Extracted records:

######

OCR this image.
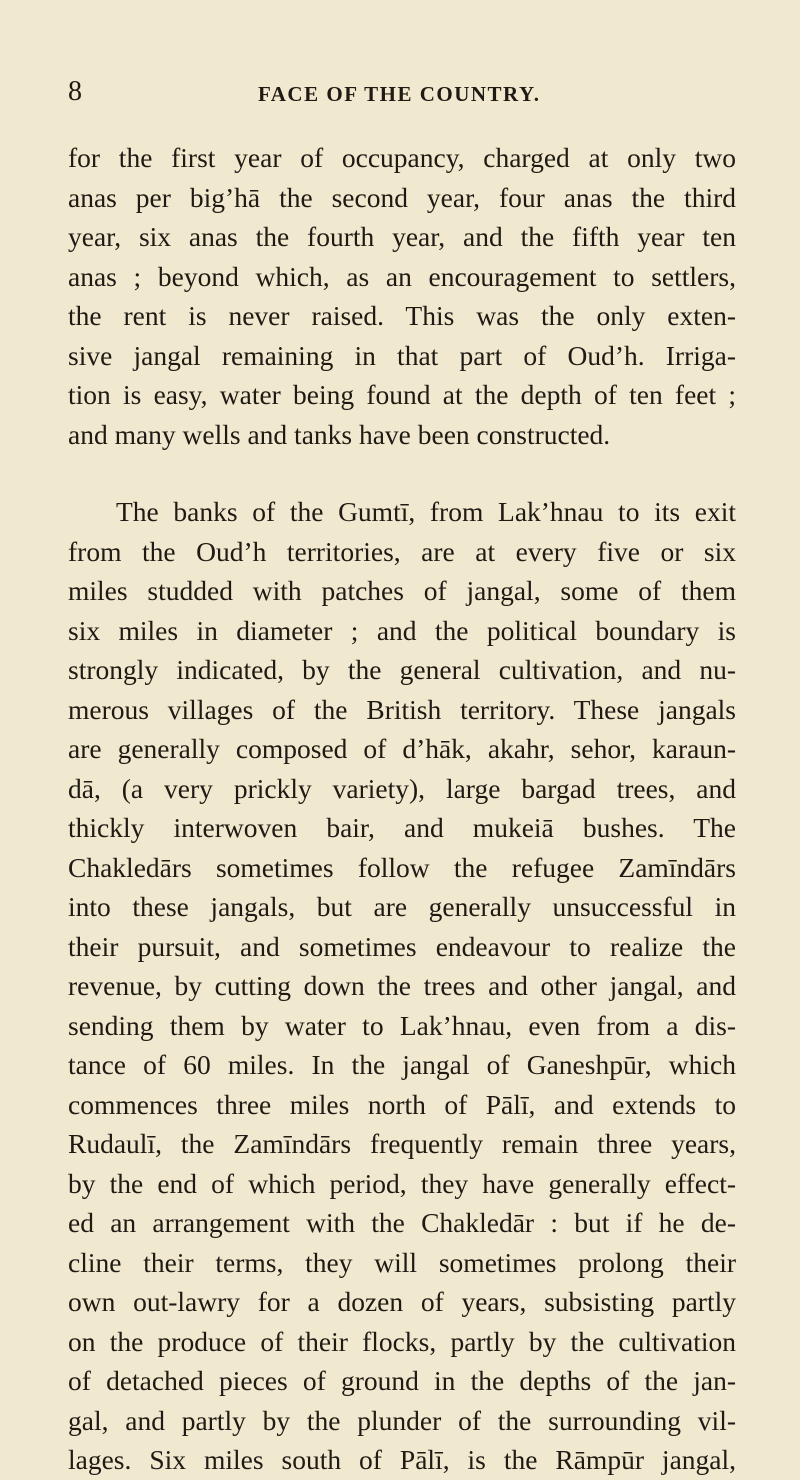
8	FACE OF THE COUNTRY.
for the first year of occupancy, charged at only two
anas per big’hā the second year, four anas the third
year, six anas the fourth year, and the fifth year ten
anas ; beyond which, as an encouragement to settlers,
the rent is never raised. This was the only exten-
sive jangal remaining in that part of Oud’h. Irriga-
tion is easy, water being found at the depth of ten feet ;
and many wells and tanks have been constructed.
The banks of the Gumtī, from Lak’hnau to its exit
from the Oud’h territories, are at every five or six
miles studded with patches of jangal, some of them
six miles in diameter ; and the political boundary is
strongly indicated, by the general cultivation, and nu-
merous villages of the British territory. These jangals
are generally composed of d’hāk, akahr, sehor, karaun-
dā, (a very prickly variety), large bargad trees, and
thickly interwoven bair, and mukeiā bushes. The
Chakledārs sometimes follow the refugee Zamīndārs
into these jangals, but are generally unsuccessful in
their pursuit, and sometimes endeavour to realize the
revenue, by cutting down the trees and other jangal, and
sending them by water to Lak’hnau, even from a dis-
tance of 60 miles. In the jangal of Ganeshpūr, which
commences three miles north of Pālī, and extends to
Rudaulī, the Zamīndārs frequently remain three years,
by the end of which period, they have generally effect-
ed an arrangement with the Chakledār : but if he de-
cline their terms, they will sometimes prolong their
own out-lawry for a dozen of years, subsisting partly
on the produce of their flocks, partly by the cultivation
of detached pieces of ground in the depths of the jan-
gal, and partly by the plunder of the surrounding vil-
lages. Six miles south of Pālī, is the Rāmpūr jangal,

######

Exercise goal: Repeat each record exactly as shown above, dropping all images.

Result of this exercise:
OCR this image.
8	FACE OF THE COUNTRY.
for the first year of occupancy, charged at only two
anas per big’hā the second year, four anas the third
year, six anas the fourth year, and the fifth year ten
anas ; beyond which, as an encouragement to settlers,
the rent is never raised. This was the only exten-
sive jangal remaining in that part of Oud’h. Irriga-
tion is easy, water being found at the depth of ten feet ;
and many wells and tanks have been constructed.
The banks of the Gumtī, from Lak’hnau to its exit
from the Oud’h territories, are at every five or six
miles studded with patches of jangal, some of them
six miles in diameter ; and the political boundary is
strongly indicated, by the general cultivation, and nu-
merous villages of the British territory. These jangals
are generally composed of d’hāk, akahr, sehor, karaun-
dā, (a very prickly variety), large bargad trees, and
thickly interwoven bair, and mukeiā bushes. The
Chakledārs sometimes follow the refugee Zamīndārs
into these jangals, but are generally unsuccessful in
their pursuit, and sometimes endeavour to realize the
revenue, by cutting down the trees and other jangal, and
sending them by water to Lak’hnau, even from a dis-
tance of 60 miles. In the jangal of Ganeshpūr, which
commences three miles north of Pālī, and extends to
Rudaulī, the Zamīndārs frequently remain three years,
by the end of which period, they have generally effect-
ed an arrangement with the Chakledār : but if he de-
cline their terms, they will sometimes prolong their
own out-lawry for a dozen of years, subsisting partly
on the produce of their flocks, partly by the cultivation
of detached pieces of ground in the depths of the jan-
gal, and partly by the plunder of the surrounding vil-
lages. Six miles south of Pālī, is the Rāmpūr jangal,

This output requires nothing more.